--- start of Supplied data ---

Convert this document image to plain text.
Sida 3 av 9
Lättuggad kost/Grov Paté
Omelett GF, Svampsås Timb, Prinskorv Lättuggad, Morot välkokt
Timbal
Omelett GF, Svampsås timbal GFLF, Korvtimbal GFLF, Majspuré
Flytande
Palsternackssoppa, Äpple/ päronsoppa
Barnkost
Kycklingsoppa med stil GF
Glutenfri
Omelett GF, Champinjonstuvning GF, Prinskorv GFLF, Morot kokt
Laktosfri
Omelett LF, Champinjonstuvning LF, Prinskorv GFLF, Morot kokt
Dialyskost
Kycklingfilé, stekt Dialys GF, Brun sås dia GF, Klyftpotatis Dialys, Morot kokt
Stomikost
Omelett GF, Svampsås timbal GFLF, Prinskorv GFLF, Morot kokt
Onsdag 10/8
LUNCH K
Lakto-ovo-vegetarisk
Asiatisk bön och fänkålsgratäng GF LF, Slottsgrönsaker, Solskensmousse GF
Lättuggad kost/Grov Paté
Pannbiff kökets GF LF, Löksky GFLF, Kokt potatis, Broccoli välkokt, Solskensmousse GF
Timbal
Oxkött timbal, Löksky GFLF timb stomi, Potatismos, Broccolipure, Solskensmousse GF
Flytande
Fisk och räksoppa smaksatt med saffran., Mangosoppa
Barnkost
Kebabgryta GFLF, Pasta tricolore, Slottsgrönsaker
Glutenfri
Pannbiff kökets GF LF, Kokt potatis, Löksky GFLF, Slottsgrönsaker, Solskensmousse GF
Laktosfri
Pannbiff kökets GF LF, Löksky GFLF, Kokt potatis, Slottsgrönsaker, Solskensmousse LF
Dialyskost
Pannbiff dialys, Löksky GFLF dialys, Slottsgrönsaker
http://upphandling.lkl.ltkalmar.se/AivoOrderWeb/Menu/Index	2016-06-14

--- end of Supplied data ---
--- start of Supplied data ---

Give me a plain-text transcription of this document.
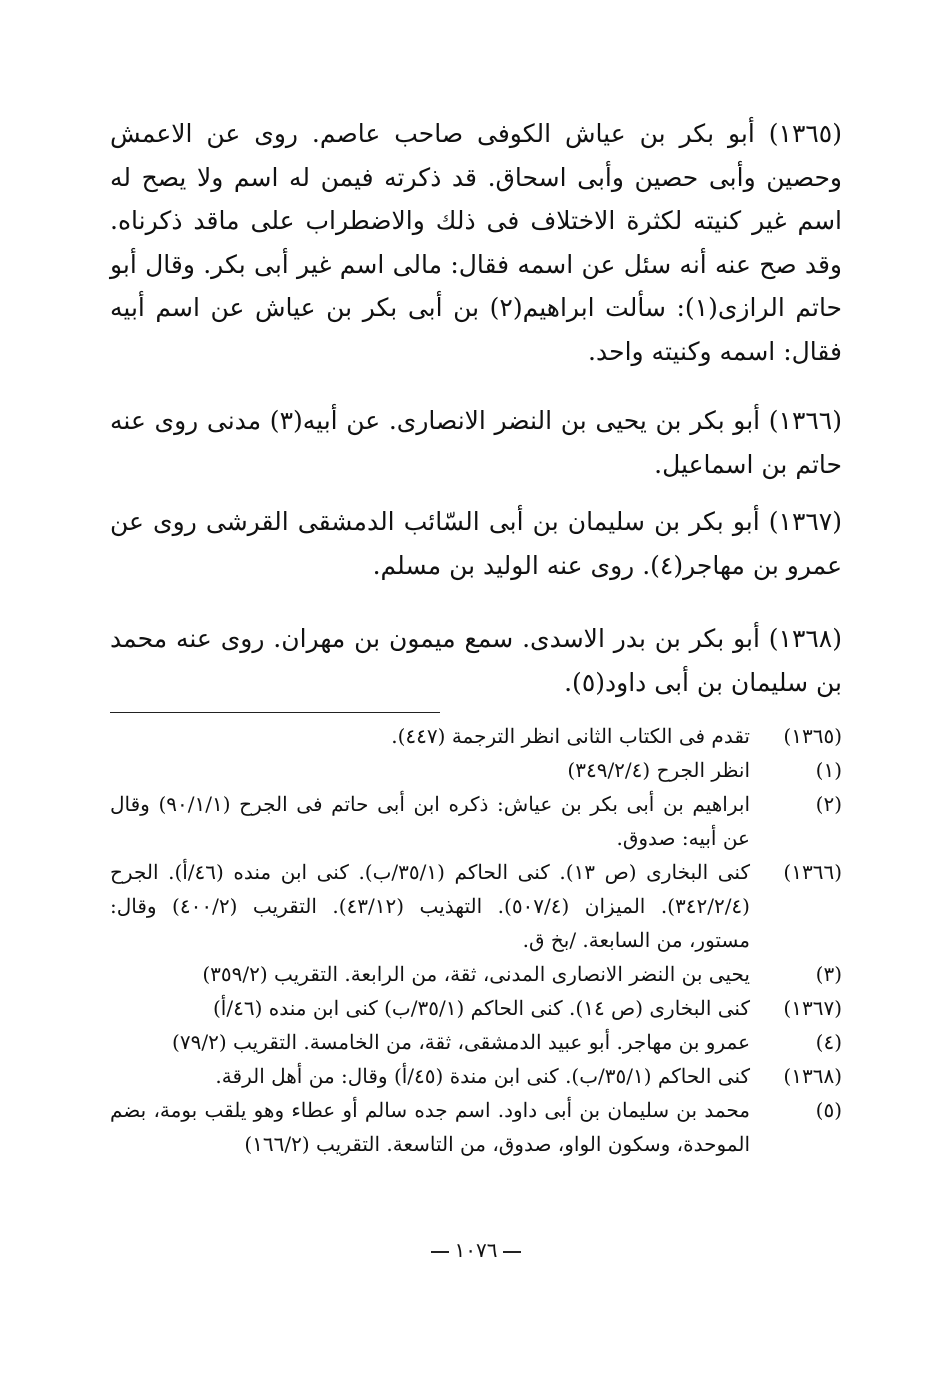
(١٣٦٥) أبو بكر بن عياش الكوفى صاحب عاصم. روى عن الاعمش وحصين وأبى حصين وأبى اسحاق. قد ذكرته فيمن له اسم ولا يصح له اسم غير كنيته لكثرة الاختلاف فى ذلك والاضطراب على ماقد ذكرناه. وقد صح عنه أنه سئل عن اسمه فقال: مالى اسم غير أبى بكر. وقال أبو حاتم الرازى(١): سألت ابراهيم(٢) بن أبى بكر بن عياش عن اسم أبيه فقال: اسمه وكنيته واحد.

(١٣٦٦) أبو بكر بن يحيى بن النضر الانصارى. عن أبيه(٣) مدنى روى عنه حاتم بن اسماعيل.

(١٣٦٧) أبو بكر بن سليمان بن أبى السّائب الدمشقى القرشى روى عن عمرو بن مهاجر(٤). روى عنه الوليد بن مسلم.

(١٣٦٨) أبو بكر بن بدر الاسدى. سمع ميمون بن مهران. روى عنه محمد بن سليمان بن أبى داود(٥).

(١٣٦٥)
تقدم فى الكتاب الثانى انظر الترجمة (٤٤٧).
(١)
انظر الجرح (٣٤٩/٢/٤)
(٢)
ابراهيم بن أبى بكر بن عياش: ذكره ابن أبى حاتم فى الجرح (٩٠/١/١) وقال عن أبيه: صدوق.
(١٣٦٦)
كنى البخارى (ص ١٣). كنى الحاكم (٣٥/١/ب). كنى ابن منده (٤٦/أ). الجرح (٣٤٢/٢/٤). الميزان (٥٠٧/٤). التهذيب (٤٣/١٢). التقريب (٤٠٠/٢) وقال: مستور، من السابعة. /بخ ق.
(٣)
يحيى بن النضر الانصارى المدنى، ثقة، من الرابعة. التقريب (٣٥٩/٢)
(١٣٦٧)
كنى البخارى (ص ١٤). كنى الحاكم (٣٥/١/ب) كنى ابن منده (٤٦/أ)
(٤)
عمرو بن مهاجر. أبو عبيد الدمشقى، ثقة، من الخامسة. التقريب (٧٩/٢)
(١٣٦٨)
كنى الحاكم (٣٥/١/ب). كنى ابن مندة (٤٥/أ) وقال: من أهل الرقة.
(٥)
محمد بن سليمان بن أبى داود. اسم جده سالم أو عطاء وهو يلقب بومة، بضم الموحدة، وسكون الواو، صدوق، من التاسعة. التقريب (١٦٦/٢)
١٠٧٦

--- end of Supplied data ---
--- start of Supplied data ---

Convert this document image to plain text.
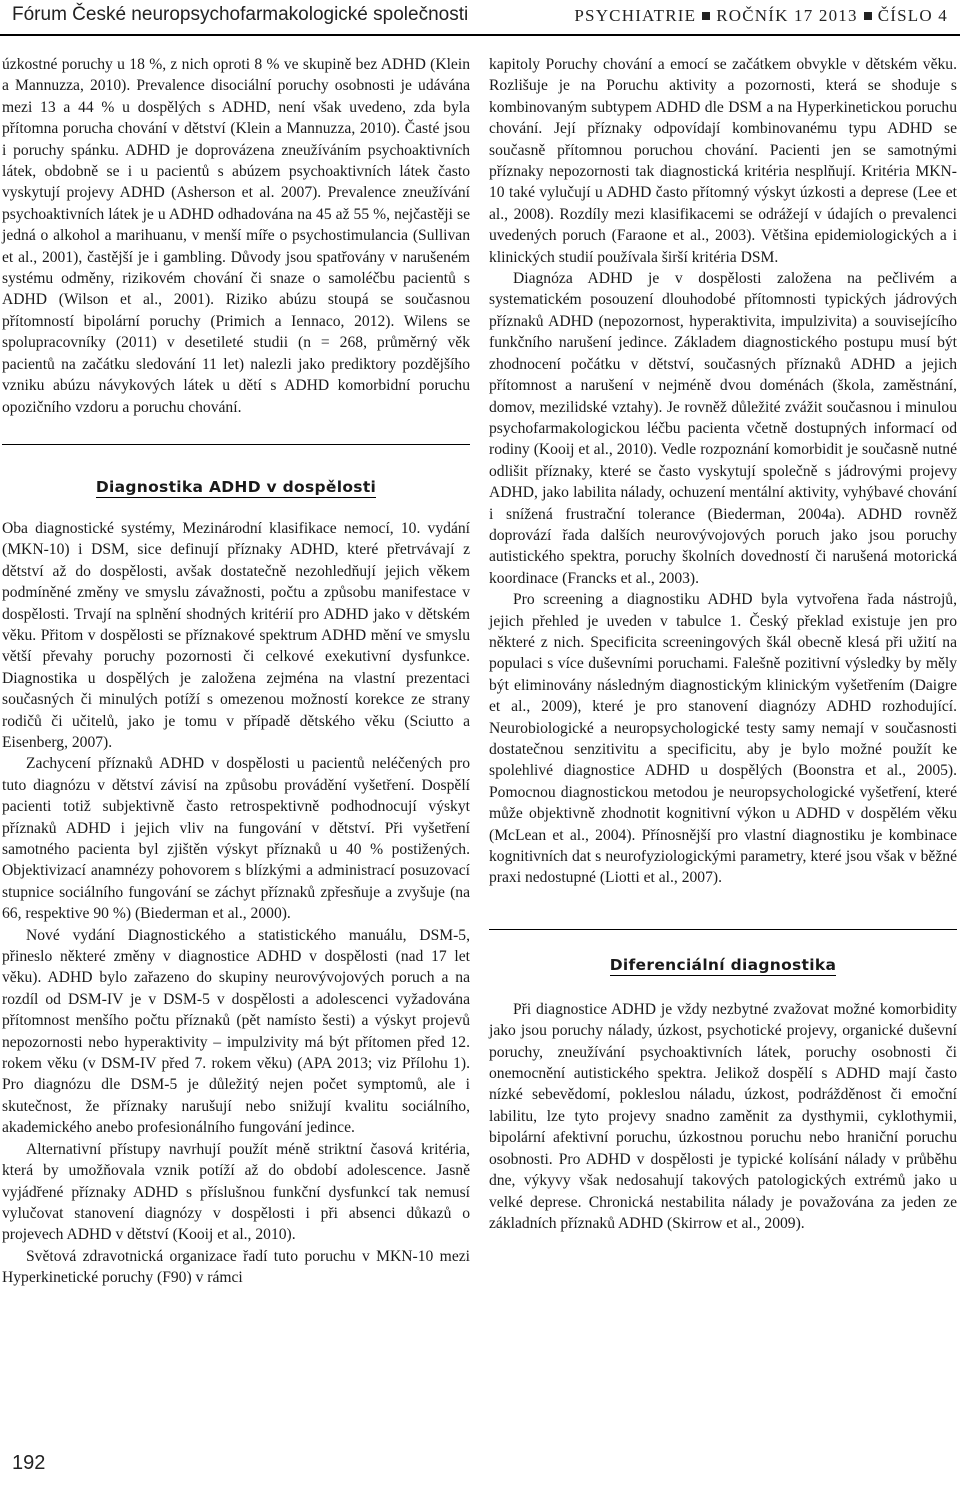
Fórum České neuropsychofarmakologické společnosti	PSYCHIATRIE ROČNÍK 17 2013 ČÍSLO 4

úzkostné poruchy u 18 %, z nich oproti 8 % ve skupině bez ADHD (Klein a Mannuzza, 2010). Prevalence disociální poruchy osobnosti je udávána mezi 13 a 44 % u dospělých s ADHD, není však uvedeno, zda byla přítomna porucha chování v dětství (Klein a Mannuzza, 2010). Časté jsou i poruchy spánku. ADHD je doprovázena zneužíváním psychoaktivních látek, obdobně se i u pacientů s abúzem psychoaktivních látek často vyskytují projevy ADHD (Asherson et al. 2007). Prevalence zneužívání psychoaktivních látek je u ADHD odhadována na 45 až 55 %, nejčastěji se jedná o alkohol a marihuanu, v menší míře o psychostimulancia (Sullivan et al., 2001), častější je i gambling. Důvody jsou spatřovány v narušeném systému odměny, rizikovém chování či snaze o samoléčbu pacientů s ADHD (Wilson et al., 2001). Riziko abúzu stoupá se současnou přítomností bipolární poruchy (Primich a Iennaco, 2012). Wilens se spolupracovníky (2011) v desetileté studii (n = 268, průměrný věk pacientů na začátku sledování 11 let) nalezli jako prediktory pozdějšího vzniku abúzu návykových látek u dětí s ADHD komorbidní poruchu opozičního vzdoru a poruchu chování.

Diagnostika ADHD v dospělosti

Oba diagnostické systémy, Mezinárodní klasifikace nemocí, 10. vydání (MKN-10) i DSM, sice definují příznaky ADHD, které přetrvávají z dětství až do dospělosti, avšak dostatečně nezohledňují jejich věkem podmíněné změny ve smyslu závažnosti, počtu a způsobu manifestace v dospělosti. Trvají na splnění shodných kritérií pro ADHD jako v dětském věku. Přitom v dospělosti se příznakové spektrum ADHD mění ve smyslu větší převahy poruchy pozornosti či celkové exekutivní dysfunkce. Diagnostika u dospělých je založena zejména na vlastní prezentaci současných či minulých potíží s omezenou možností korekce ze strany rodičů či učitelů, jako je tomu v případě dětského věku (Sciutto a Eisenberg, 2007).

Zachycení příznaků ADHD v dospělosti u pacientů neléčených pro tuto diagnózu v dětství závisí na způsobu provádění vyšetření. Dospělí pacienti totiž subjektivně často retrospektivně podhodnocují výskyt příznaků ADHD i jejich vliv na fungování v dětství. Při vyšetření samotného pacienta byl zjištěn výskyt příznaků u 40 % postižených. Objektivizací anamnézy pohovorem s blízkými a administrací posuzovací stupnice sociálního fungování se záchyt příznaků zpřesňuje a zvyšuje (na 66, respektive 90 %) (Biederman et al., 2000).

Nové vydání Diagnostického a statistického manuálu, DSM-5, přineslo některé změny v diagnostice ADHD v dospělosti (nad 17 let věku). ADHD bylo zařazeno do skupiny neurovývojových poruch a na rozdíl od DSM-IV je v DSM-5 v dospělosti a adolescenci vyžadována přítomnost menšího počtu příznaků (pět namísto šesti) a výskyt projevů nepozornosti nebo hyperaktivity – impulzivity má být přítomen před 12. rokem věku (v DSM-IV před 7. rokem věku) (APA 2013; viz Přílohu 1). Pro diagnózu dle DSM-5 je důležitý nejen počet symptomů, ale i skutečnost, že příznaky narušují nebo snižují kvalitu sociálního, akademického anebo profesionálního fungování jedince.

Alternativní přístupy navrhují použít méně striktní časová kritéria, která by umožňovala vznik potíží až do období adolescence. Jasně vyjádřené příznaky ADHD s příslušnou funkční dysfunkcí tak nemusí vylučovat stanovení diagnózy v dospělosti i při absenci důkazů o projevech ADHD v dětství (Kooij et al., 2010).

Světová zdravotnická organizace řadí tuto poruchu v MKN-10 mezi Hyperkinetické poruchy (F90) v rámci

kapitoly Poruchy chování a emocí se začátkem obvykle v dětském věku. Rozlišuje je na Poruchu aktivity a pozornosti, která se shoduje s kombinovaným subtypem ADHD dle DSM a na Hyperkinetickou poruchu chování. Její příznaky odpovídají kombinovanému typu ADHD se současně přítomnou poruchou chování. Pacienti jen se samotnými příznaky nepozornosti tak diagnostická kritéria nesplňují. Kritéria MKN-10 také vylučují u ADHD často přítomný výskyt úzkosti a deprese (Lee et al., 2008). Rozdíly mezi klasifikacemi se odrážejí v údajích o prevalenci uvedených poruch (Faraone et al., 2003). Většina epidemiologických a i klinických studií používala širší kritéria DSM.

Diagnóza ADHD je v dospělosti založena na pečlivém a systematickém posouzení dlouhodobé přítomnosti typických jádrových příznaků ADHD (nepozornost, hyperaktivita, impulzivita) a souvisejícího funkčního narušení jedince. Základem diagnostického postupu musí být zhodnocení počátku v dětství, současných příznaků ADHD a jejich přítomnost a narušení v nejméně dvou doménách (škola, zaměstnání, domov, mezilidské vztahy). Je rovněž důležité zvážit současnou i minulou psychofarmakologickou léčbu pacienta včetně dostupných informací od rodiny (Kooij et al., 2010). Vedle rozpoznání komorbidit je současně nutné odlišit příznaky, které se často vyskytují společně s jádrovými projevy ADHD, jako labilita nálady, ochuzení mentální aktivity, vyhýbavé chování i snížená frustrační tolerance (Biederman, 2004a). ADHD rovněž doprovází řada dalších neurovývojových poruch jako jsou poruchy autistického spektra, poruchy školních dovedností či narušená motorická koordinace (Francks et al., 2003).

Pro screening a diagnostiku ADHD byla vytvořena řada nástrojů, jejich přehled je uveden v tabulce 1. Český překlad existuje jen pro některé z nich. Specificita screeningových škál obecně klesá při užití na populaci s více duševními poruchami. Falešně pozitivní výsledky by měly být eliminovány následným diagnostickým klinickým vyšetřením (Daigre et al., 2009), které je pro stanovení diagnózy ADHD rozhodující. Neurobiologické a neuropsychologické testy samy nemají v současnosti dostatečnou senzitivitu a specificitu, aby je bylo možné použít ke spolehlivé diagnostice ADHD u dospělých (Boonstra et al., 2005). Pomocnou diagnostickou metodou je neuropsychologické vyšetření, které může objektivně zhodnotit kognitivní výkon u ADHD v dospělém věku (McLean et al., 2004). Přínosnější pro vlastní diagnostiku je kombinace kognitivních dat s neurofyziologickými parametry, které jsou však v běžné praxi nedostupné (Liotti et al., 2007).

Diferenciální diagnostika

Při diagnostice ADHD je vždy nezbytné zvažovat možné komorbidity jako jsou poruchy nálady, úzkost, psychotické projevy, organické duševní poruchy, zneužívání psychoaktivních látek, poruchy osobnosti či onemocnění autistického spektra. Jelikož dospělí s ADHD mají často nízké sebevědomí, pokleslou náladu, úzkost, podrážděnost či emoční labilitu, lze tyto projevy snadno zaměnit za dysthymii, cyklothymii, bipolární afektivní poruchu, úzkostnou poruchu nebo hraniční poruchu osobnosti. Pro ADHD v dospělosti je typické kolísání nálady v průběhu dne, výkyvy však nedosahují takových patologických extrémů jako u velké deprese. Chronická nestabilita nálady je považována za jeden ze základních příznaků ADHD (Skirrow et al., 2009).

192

--- end of Supplied data ---

* _Set task_
Take every line above carrying "الحاكم" and return it.

* _Finished task_
كنى البخارى (ص ١٣). كنى الحاكم (٣٥/١/ب). كنى ابن منده (٤٦/أ). الجرح (٣٤٢/٢/٤). الميزان (٥٠٧/٤). التهذيب (٤٣/١٢). التقريب (٤٠٠/٢) وقال: مستور، من السابعة. /بخ ق.
كنى البخارى (ص ١٤). كنى الحاكم (٣٥/١/ب) كنى ابن منده (٤٦/أ)
كنى الحاكم (٣٥/١/ب). كنى ابن مندة (٤٥/أ) وقال: من أهل الرقة.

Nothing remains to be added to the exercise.